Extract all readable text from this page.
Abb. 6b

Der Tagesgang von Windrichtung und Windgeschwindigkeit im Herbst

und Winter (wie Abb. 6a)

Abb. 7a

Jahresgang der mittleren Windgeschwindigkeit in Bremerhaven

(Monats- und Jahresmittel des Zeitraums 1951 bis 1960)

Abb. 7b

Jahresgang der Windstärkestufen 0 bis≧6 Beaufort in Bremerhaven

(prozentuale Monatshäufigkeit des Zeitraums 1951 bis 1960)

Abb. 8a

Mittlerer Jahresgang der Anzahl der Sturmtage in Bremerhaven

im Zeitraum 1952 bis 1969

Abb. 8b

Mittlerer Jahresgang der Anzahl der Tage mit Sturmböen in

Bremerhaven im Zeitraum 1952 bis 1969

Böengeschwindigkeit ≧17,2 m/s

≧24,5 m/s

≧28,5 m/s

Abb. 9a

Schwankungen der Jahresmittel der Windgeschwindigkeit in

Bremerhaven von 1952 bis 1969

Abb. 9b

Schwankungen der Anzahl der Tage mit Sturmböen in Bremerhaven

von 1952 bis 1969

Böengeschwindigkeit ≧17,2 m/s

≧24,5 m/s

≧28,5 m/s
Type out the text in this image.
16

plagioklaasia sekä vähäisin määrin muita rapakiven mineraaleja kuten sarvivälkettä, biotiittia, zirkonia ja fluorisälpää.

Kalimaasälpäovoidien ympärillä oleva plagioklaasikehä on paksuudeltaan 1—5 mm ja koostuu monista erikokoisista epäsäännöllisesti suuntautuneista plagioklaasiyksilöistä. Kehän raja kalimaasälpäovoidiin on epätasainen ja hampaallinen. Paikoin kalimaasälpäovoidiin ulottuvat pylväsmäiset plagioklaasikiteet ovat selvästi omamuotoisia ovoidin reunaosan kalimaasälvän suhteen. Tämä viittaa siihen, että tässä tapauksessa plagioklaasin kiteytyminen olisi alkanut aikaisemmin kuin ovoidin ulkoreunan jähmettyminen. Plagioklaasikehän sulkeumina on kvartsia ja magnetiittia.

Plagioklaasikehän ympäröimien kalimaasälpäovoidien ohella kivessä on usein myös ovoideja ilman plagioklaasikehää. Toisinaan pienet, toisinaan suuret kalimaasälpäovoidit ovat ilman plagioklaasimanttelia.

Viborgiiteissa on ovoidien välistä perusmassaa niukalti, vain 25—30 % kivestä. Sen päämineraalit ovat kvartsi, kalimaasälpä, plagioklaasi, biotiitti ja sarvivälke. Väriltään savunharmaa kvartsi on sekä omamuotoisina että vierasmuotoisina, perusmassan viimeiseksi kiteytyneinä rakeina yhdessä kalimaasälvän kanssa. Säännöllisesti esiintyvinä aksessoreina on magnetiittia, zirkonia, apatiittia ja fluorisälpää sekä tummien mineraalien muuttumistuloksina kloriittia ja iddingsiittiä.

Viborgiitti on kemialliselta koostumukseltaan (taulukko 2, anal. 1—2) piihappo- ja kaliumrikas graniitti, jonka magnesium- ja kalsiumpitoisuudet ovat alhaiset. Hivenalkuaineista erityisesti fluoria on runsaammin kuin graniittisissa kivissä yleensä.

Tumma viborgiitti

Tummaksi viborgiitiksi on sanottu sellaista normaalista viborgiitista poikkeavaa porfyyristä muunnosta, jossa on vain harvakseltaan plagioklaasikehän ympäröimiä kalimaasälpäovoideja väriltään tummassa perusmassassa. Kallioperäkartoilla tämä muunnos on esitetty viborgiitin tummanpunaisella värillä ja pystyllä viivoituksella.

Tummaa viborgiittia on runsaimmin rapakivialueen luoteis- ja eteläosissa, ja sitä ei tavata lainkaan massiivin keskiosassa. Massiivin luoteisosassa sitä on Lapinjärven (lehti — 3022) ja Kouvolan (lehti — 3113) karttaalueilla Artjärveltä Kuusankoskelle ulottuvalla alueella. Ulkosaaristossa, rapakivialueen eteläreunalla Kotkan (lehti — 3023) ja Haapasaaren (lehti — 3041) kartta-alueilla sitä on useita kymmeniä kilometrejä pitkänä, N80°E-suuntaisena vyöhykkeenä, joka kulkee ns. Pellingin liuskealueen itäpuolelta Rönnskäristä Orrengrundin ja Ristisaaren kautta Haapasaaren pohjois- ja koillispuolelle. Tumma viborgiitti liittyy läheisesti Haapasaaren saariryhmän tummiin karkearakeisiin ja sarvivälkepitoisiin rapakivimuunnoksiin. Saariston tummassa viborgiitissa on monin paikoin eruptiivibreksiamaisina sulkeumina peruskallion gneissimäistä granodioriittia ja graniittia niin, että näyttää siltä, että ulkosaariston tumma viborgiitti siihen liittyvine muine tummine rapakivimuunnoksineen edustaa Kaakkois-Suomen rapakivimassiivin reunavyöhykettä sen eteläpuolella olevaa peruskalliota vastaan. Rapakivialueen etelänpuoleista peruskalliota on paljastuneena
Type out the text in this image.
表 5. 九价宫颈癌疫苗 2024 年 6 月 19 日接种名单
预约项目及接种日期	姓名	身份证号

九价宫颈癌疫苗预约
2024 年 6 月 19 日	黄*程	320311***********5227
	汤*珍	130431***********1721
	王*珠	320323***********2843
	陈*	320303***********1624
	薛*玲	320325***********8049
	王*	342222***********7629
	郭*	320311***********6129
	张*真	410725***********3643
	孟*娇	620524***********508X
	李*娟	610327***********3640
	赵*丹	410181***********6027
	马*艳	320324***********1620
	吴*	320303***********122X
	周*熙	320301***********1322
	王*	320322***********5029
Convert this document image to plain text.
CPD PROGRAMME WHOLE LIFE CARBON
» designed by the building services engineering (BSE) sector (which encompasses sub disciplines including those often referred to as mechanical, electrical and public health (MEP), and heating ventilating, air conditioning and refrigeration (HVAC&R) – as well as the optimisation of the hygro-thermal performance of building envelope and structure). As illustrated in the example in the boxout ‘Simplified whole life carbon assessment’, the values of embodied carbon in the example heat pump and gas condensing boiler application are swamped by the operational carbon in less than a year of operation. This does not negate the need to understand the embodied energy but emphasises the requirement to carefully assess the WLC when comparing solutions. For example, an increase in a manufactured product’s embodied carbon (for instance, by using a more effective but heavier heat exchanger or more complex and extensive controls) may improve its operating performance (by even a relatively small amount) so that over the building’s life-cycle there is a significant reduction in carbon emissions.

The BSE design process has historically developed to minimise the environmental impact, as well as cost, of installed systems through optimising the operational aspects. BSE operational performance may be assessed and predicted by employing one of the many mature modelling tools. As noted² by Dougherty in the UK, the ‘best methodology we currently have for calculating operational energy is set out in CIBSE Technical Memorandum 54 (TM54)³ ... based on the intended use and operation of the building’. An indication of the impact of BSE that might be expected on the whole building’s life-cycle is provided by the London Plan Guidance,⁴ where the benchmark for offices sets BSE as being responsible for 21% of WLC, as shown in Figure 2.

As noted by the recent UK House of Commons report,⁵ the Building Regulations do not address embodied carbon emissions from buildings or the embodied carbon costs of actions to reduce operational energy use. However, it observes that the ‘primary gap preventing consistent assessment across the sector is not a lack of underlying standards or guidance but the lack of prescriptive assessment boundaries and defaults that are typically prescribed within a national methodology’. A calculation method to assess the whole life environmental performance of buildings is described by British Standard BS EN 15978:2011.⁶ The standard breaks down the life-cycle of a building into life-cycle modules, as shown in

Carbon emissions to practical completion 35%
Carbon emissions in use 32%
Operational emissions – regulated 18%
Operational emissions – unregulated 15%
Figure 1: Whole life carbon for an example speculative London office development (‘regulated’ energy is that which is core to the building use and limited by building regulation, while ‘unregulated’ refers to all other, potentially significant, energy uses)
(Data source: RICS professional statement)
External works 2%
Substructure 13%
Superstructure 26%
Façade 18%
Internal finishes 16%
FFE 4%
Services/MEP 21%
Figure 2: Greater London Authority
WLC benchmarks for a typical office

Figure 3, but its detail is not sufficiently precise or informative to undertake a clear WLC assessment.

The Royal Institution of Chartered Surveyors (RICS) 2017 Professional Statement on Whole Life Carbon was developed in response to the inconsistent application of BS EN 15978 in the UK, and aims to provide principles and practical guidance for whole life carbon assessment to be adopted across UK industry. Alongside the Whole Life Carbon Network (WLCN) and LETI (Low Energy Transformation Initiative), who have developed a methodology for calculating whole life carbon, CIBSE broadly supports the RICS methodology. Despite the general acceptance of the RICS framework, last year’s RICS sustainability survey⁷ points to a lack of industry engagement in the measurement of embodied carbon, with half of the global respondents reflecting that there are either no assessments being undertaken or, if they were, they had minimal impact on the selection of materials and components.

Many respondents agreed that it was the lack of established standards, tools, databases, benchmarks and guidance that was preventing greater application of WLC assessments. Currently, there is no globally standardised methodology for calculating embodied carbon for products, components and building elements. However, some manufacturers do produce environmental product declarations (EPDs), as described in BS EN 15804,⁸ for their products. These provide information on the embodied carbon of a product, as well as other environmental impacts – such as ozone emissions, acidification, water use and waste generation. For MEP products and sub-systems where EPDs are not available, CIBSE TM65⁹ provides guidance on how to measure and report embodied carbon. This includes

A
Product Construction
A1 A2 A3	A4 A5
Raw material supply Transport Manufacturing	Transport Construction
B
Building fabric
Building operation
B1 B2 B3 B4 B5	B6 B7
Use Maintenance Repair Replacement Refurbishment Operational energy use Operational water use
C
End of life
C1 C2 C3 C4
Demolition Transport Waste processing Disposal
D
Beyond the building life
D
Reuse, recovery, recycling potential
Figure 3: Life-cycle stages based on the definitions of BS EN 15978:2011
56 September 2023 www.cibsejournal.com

*-*-*

EXERCISE
The answer is a single number, the count of lines in the records that contain the string "RICS".

TASK ANSWER
2